(TASK OBJECTIVE)
Leave out the pictures and repeat the rest of the material exactly.
** START OF PROVIDED MATERIAL **
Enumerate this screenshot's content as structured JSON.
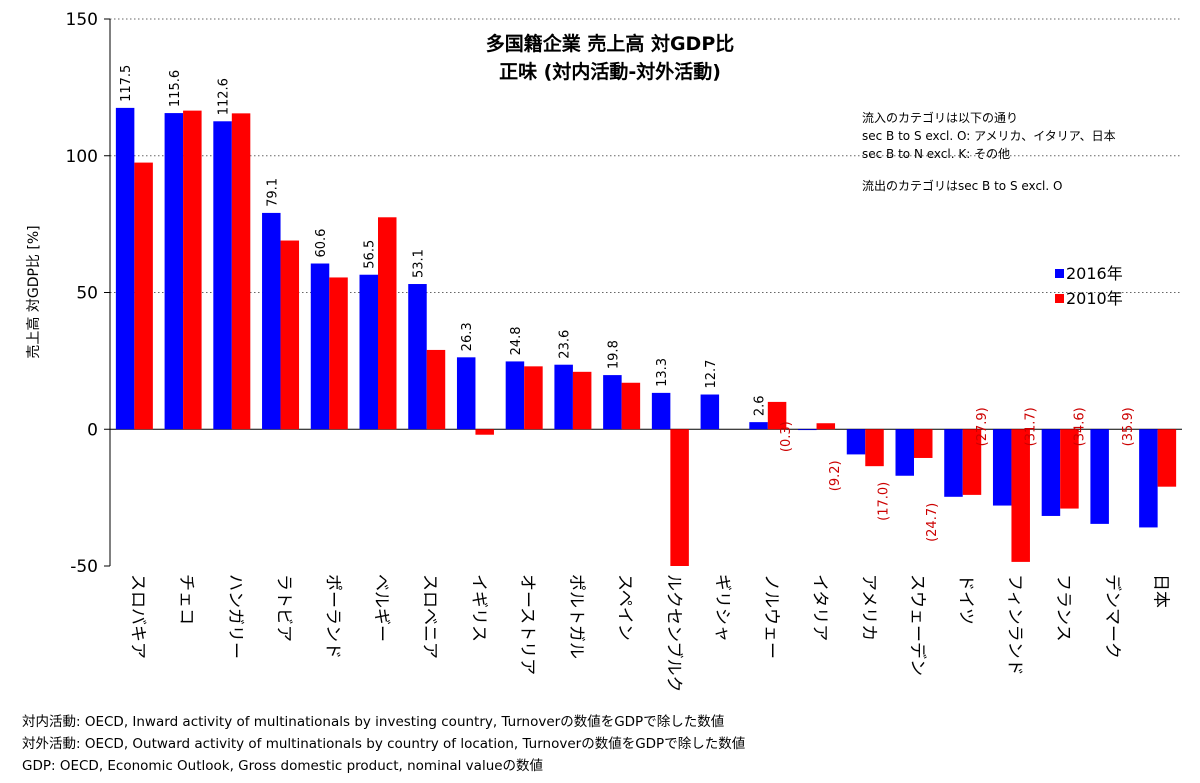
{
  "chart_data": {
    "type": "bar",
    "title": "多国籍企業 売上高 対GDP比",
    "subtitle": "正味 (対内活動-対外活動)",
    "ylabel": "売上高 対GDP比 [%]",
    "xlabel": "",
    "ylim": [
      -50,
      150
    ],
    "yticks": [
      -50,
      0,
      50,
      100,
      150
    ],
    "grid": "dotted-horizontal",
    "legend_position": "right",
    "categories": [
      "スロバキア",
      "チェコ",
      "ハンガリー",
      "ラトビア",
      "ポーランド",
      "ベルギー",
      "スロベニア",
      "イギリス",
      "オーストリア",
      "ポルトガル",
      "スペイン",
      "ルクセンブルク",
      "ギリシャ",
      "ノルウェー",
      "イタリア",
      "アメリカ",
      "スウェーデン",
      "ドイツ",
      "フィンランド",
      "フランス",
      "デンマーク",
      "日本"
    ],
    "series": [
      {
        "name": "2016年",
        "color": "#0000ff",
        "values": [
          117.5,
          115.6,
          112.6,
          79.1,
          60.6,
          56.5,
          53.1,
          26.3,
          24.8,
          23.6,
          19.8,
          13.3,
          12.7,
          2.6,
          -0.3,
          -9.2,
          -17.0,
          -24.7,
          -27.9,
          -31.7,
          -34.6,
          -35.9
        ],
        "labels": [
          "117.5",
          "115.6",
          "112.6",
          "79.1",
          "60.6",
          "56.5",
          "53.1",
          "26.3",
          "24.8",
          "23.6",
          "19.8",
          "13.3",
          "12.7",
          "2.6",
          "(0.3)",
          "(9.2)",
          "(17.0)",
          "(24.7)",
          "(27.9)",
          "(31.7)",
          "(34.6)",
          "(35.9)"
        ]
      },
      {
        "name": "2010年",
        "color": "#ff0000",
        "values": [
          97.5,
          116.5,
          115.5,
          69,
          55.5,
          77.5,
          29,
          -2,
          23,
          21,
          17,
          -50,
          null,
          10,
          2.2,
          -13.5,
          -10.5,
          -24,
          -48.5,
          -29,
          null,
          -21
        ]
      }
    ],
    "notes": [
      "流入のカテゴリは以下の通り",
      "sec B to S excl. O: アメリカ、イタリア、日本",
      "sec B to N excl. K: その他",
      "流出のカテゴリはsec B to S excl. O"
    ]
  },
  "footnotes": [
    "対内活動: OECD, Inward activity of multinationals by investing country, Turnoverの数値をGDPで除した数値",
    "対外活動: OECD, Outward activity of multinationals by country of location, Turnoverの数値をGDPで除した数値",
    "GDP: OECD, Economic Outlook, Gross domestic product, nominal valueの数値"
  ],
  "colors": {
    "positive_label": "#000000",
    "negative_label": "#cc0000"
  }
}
** END OF PROVIDED MATERIAL **
(RIGHT ANSWER)
Enumerate this screenshot's content as structured JSON.
{
  "chart_data": {
    "type": "bar",
    "title": "多国籍企業 売上高 対GDP比",
    "subtitle": "正味 (対内活動-対外活動)",
    "ylabel": "売上高 対GDP比 [%]",
    "xlabel": "",
    "ylim": [
      -50,
      150
    ],
    "yticks": [
      -50,
      0,
      50,
      100,
      150
    ],
    "grid": "dotted-horizontal",
    "legend_position": "right",
    "categories": [
      "スロバキア",
      "チェコ",
      "ハンガリー",
      "ラトビア",
      "ポーランド",
      "ベルギー",
      "スロベニア",
      "イギリス",
      "オーストリア",
      "ポルトガル",
      "スペイン",
      "ルクセンブルク",
      "ギリシャ",
      "ノルウェー",
      "イタリア",
      "アメリカ",
      "スウェーデン",
      "ドイツ",
      "フィンランド",
      "フランス",
      "デンマーク",
      "日本"
    ],
    "series": [
      {
        "name": "2016年",
        "color": "#0000ff",
        "values": [
          117.5,
          115.6,
          112.6,
          79.1,
          60.6,
          56.5,
          53.1,
          26.3,
          24.8,
          23.6,
          19.8,
          13.3,
          12.7,
          2.6,
          -0.3,
          -9.2,
          -17.0,
          -24.7,
          -27.9,
          -31.7,
          -34.6,
          -35.9
        ],
        "labels": [
          "117.5",
          "115.6",
          "112.6",
          "79.1",
          "60.6",
          "56.5",
          "53.1",
          "26.3",
          "24.8",
          "23.6",
          "19.8",
          "13.3",
          "12.7",
          "2.6",
          "(0.3)",
          "(9.2)",
          "(17.0)",
          "(24.7)",
          "(27.9)",
          "(31.7)",
          "(34.6)",
          "(35.9)"
        ]
      },
      {
        "name": "2010年",
        "color": "#ff0000",
        "values": [
          97.5,
          116.5,
          115.5,
          69,
          55.5,
          77.5,
          29,
          -2,
          23,
          21,
          17,
          -50,
          null,
          10,
          2.2,
          -13.5,
          -10.5,
          -24,
          -48.5,
          -29,
          null,
          -21
        ]
      }
    ],
    "notes": [
      "流入のカテゴリは以下の通り",
      "sec B to S excl. O: アメリカ、イタリア、日本",
      "sec B to N excl. K: その他",
      "流出のカテゴリはsec B to S excl. O"
    ]
  },
  "footnotes": [
    "対内活動: OECD, Inward activity of multinationals by investing country, Turnoverの数値をGDPで除した数値",
    "対外活動: OECD, Outward activity of multinationals by country of location, Turnoverの数値をGDPで除した数値",
    "GDP: OECD, Economic Outlook, Gross domestic product, nominal valueの数値"
  ],
  "colors": {
    "positive_label": "#000000",
    "negative_label": "#cc0000"
  }
}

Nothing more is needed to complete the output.